Below are some records; repeat them all exactly, minus the pictures.

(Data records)
<<<<

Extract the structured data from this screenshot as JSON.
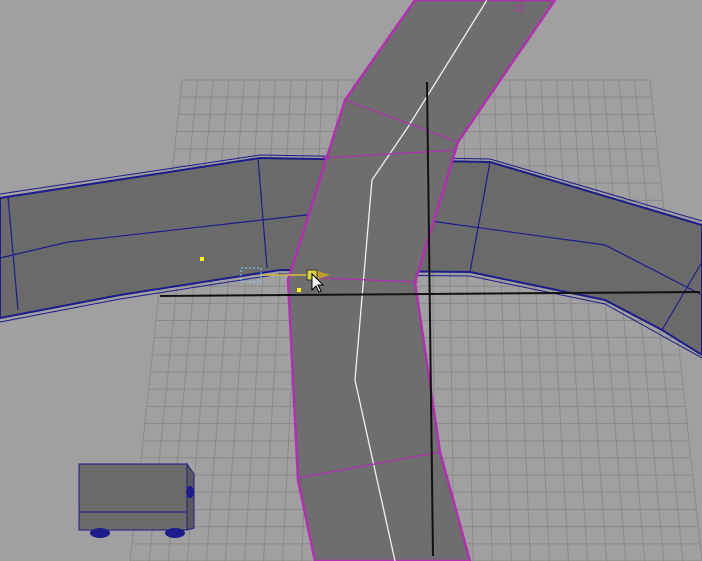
{
  "viewport": {
    "background": "#a0a0a0",
    "grid_color": "#8a8a8a",
    "axis_color": "#111111"
  },
  "colors": {
    "road_fill": "#6a6a6a",
    "road_fill_selected": "#6e6e6e",
    "horizontal_road_outline": "#1c1c8a",
    "vertical_road_outline": "#b030b0",
    "vertical_road_spine": "#f0f0f0",
    "truck_body": "#6b6b6b",
    "truck_wheels": "#1c1c8a",
    "marker": "#ffff00",
    "cursor": "#ffffff"
  },
  "icons": {
    "manipulator": "move-manipulator-icon",
    "cursor": "mouse-pointer-icon",
    "truck": "truck-model-icon"
  }
}
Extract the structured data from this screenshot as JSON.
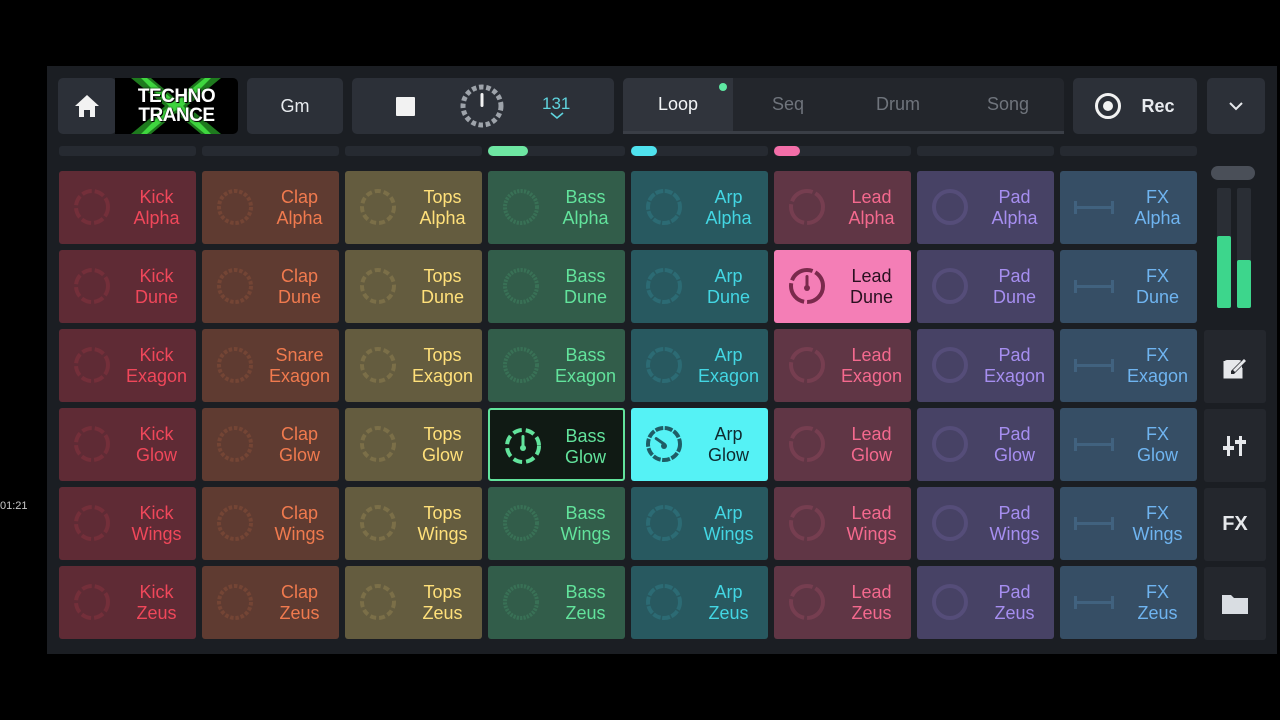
{
  "header": {
    "logo_line1": "TECHNO",
    "logo_line2": "TRANCE",
    "key": "Gm",
    "tempo": "131",
    "modes": [
      {
        "label": "Loop",
        "active": true
      },
      {
        "label": "Seq",
        "active": false
      },
      {
        "label": "Drum",
        "active": false
      },
      {
        "label": "Song",
        "active": false
      }
    ],
    "rec_label": "Rec"
  },
  "colors": {
    "kick": "#f0475a",
    "clap": "#f07a4e",
    "tops": "#ffe07a",
    "bass": "#62e39c",
    "arp": "#43d6e3",
    "lead": "#f4698e",
    "pad": "#a68ef0",
    "fx": "#6fb4f0",
    "playing_lead": "#f47eb6",
    "playing_arp": "#55f2f5"
  },
  "columns": [
    {
      "id": "kick",
      "indicator": null
    },
    {
      "id": "clap",
      "indicator": null
    },
    {
      "id": "tops",
      "indicator": null
    },
    {
      "id": "bass",
      "indicator": "#6ee6a2"
    },
    {
      "id": "arp",
      "indicator": "#4fe2ee"
    },
    {
      "id": "lead",
      "indicator": "#f36ea8"
    },
    {
      "id": "pad",
      "indicator": null
    },
    {
      "id": "fx",
      "indicator": null
    }
  ],
  "pads": [
    [
      "Kick|Alpha",
      "Clap|Alpha",
      "Tops|Alpha",
      "Bass|Alpha",
      "Arp|Alpha",
      "Lead|Alpha",
      "Pad|Alpha",
      "FX|Alpha"
    ],
    [
      "Kick|Dune",
      "Clap|Dune",
      "Tops|Dune",
      "Bass|Dune",
      "Arp|Dune",
      "Lead|Dune",
      "Pad|Dune",
      "FX|Dune"
    ],
    [
      "Kick|Exagon",
      "Snare|Exagon",
      "Tops|Exagon",
      "Bass|Exagon",
      "Arp|Exagon",
      "Lead|Exagon",
      "Pad|Exagon",
      "FX|Exagon"
    ],
    [
      "Kick|Glow",
      "Clap|Glow",
      "Tops|Glow",
      "Bass|Glow",
      "Arp|Glow",
      "Lead|Glow",
      "Pad|Glow",
      "FX|Glow"
    ],
    [
      "Kick|Wings",
      "Clap|Wings",
      "Tops|Wings",
      "Bass|Wings",
      "Arp|Wings",
      "Lead|Wings",
      "Pad|Wings",
      "FX|Wings"
    ],
    [
      "Kick|Zeus",
      "Clap|Zeus",
      "Tops|Zeus",
      "Bass|Zeus",
      "Arp|Zeus",
      "Lead|Zeus",
      "Pad|Zeus",
      "FX|Zeus"
    ]
  ],
  "states": {
    "1,5": "playing",
    "3,3": "queued",
    "3,4": "playing"
  },
  "sidebar": {
    "fx_label": "FX",
    "meter_levels": [
      0.6,
      0.4
    ],
    "icons": [
      "edit-icon",
      "mixer-sliders-icon",
      "fx-button",
      "folder-icon"
    ]
  },
  "overlay_timestamp": "01:21"
}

>>>>

**EXERCISE RESPONSE:**
Extract the structured data from this screenshot as JSON.
{
  "viewport": {
    "background": "#a0a0a0",
    "grid_color": "#8a8a8a",
    "axis_color": "#111111"
  },
  "colors": {
    "road_fill": "#6a6a6a",
    "road_fill_selected": "#6e6e6e",
    "horizontal_road_outline": "#1c1c8a",
    "vertical_road_outline": "#b030b0",
    "vertical_road_spine": "#f0f0f0",
    "truck_body": "#6b6b6b",
    "truck_wheels": "#1c1c8a",
    "marker": "#ffff00",
    "cursor": "#ffffff"
  },
  "icons": {
    "manipulator": "move-manipulator-icon",
    "cursor": "mouse-pointer-icon",
    "truck": "truck-model-icon"
  }
}
Extract the structured data from this screenshot as JSON.
{
  "header": {
    "logo_line1": "TECHNO",
    "logo_line2": "TRANCE",
    "key": "Gm",
    "tempo": "131",
    "modes": [
      {
        "label": "Loop",
        "active": true
      },
      {
        "label": "Seq",
        "active": false
      },
      {
        "label": "Drum",
        "active": false
      },
      {
        "label": "Song",
        "active": false
      }
    ],
    "rec_label": "Rec"
  },
  "colors": {
    "kick": "#f0475a",
    "clap": "#f07a4e",
    "tops": "#ffe07a",
    "bass": "#62e39c",
    "arp": "#43d6e3",
    "lead": "#f4698e",
    "pad": "#a68ef0",
    "fx": "#6fb4f0",
    "playing_lead": "#f47eb6",
    "playing_arp": "#55f2f5"
  },
  "columns": [
    {
      "id": "kick",
      "indicator": null
    },
    {
      "id": "clap",
      "indicator": null
    },
    {
      "id": "tops",
      "indicator": null
    },
    {
      "id": "bass",
      "indicator": "#6ee6a2"
    },
    {
      "id": "arp",
      "indicator": "#4fe2ee"
    },
    {
      "id": "lead",
      "indicator": "#f36ea8"
    },
    {
      "id": "pad",
      "indicator": null
    },
    {
      "id": "fx",
      "indicator": null
    }
  ],
  "pads": [
    [
      "Kick|Alpha",
      "Clap|Alpha",
      "Tops|Alpha",
      "Bass|Alpha",
      "Arp|Alpha",
      "Lead|Alpha",
      "Pad|Alpha",
      "FX|Alpha"
    ],
    [
      "Kick|Dune",
      "Clap|Dune",
      "Tops|Dune",
      "Bass|Dune",
      "Arp|Dune",
      "Lead|Dune",
      "Pad|Dune",
      "FX|Dune"
    ],
    [
      "Kick|Exagon",
      "Snare|Exagon",
      "Tops|Exagon",
      "Bass|Exagon",
      "Arp|Exagon",
      "Lead|Exagon",
      "Pad|Exagon",
      "FX|Exagon"
    ],
    [
      "Kick|Glow",
      "Clap|Glow",
      "Tops|Glow",
      "Bass|Glow",
      "Arp|Glow",
      "Lead|Glow",
      "Pad|Glow",
      "FX|Glow"
    ],
    [
      "Kick|Wings",
      "Clap|Wings",
      "Tops|Wings",
      "Bass|Wings",
      "Arp|Wings",
      "Lead|Wings",
      "Pad|Wings",
      "FX|Wings"
    ],
    [
      "Kick|Zeus",
      "Clap|Zeus",
      "Tops|Zeus",
      "Bass|Zeus",
      "Arp|Zeus",
      "Lead|Zeus",
      "Pad|Zeus",
      "FX|Zeus"
    ]
  ],
  "states": {
    "1,5": "playing",
    "3,3": "queued",
    "3,4": "playing"
  },
  "sidebar": {
    "fx_label": "FX",
    "meter_levels": [
      0.6,
      0.4
    ],
    "icons": [
      "edit-icon",
      "mixer-sliders-icon",
      "fx-button",
      "folder-icon"
    ]
  },
  "overlay_timestamp": "01:21"
}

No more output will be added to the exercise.